### EXERCISE TASK:
Copy, from the entries below, each line in which the string "screenshot" appears.

═══ DATASET ═══

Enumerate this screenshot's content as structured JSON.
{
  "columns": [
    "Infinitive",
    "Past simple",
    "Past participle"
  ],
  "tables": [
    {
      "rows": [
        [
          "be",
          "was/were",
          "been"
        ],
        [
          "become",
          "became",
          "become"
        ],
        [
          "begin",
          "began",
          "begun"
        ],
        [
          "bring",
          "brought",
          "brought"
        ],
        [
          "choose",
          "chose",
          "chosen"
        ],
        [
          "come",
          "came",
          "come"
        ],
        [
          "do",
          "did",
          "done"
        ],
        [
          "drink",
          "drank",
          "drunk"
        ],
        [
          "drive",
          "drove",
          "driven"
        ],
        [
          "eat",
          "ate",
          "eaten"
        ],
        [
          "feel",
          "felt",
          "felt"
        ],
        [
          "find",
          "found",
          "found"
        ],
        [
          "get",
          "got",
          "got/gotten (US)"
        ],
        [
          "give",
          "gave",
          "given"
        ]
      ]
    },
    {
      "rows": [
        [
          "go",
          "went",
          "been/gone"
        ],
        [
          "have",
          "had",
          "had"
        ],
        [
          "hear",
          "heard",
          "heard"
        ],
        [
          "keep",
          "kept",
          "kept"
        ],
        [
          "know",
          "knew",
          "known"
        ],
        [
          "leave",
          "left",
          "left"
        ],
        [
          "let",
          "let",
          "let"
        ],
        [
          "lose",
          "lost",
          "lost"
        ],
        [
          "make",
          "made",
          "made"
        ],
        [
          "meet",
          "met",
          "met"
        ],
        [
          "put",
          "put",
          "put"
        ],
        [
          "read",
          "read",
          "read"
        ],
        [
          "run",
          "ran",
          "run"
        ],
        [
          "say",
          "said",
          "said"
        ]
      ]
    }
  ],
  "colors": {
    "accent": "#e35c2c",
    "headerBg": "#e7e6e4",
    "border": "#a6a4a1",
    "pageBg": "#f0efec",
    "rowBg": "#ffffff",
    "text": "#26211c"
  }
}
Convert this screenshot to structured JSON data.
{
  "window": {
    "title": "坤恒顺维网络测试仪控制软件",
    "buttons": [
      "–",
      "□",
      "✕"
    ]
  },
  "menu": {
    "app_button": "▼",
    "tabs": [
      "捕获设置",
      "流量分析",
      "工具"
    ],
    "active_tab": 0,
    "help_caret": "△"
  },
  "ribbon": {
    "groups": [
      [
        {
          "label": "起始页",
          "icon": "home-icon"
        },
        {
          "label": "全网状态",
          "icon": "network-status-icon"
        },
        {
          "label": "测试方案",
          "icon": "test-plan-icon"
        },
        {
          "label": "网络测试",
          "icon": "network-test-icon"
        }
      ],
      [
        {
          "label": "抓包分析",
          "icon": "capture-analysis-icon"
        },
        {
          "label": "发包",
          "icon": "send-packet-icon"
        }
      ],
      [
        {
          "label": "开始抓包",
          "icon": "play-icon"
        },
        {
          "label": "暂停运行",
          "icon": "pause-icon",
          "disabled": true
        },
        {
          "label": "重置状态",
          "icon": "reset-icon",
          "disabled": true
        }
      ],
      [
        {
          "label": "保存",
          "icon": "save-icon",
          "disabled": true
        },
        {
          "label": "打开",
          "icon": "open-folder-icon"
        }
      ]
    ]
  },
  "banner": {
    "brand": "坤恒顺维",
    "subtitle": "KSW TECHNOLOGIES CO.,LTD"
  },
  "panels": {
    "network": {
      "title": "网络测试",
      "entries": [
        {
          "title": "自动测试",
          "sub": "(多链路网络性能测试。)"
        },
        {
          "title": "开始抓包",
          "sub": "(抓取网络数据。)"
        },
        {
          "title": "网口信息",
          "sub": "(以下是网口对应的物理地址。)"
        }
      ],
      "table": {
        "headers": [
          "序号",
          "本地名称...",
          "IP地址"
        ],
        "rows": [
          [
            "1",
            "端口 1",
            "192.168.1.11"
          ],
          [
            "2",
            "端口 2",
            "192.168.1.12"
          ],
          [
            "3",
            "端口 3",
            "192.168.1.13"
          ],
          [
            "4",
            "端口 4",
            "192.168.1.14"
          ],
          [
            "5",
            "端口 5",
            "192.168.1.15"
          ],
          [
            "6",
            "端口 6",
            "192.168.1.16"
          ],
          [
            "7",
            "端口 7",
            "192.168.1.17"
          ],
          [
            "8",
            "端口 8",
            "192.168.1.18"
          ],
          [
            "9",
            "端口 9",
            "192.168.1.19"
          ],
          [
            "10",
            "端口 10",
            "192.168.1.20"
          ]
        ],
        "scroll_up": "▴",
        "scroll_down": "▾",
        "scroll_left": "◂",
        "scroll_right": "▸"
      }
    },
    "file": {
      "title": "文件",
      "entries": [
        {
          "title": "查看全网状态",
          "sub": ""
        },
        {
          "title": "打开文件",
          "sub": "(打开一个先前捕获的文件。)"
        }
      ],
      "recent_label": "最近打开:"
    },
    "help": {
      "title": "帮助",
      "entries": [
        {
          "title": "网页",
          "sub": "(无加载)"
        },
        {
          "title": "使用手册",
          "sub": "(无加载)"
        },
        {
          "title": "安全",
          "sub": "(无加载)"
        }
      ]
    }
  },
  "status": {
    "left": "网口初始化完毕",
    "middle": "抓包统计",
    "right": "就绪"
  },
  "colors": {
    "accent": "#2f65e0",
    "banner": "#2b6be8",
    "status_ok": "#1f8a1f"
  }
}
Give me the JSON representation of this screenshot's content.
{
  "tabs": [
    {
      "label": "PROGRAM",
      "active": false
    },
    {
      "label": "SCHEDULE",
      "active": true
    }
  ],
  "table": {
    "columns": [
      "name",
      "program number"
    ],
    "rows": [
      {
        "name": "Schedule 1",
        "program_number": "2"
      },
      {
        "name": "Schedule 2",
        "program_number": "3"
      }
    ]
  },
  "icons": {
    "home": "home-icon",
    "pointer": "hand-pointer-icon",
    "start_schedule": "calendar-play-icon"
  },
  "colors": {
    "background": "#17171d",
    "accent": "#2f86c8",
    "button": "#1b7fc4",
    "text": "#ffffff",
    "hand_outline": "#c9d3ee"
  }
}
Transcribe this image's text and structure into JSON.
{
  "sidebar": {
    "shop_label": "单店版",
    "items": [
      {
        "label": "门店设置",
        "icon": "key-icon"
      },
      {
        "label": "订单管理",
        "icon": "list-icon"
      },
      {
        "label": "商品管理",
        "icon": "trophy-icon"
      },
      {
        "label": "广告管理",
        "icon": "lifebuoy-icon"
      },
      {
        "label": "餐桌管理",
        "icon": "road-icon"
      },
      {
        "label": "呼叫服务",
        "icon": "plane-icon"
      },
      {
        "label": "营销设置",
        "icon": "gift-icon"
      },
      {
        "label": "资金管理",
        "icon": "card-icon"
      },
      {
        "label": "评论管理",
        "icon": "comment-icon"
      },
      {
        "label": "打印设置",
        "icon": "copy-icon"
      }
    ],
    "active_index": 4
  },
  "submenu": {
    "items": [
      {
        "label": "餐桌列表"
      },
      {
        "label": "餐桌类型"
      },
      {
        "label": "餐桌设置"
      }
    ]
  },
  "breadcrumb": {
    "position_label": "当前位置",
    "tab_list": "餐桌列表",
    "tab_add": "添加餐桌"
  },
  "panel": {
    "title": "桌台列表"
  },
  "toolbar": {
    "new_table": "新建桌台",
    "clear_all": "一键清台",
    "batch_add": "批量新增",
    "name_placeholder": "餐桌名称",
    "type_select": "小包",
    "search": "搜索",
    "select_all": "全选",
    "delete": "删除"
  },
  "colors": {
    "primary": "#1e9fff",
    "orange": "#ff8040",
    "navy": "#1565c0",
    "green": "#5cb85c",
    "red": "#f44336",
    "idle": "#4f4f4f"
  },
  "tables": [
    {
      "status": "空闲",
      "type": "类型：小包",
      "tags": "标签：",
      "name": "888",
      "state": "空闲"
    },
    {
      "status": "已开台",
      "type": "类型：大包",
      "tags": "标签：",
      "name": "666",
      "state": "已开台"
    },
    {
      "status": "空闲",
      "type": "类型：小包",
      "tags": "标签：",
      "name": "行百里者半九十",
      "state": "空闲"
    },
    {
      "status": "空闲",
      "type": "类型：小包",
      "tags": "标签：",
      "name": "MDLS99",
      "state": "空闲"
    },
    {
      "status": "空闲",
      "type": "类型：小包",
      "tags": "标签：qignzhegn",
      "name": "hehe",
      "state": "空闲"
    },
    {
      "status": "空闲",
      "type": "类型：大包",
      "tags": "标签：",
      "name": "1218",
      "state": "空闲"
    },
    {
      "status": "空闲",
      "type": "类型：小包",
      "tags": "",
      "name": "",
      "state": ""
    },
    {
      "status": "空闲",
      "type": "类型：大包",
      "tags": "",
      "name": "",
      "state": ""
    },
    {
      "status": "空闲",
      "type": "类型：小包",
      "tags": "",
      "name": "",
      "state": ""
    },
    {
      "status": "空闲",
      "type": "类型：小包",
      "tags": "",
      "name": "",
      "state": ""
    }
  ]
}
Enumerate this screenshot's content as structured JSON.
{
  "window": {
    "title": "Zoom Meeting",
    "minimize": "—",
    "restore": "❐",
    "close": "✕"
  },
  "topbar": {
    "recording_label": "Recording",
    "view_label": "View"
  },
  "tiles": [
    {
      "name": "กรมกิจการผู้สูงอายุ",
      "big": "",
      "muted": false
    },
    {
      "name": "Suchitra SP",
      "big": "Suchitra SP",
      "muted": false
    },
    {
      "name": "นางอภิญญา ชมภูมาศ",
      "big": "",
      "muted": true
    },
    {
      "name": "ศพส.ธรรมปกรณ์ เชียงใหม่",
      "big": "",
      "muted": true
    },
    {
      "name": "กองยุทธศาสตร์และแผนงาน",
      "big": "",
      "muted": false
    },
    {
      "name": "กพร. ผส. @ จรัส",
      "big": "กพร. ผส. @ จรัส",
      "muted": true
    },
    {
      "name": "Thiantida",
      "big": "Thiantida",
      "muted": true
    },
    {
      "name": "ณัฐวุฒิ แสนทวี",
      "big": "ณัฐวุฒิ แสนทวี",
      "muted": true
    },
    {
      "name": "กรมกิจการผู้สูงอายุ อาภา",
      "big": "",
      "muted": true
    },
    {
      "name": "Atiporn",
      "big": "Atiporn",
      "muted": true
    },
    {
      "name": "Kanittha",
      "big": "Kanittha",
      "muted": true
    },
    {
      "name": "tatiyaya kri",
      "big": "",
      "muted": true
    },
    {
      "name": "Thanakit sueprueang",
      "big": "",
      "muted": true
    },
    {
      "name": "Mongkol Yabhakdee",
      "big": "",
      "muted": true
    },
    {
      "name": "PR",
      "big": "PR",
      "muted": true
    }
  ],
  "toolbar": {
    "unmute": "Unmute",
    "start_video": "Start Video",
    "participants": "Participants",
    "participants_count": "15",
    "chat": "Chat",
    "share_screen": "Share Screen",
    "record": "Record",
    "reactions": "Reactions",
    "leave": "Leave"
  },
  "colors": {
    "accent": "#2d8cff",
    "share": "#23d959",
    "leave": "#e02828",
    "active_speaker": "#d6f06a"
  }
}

═══

### SOLUTION TO THIS TASK:
Enumerate this screenshot's content as structured JSON.
Convert this screenshot to structured JSON data.
Give me the JSON representation of this screenshot's content.
Enumerate this screenshot's content as structured JSON.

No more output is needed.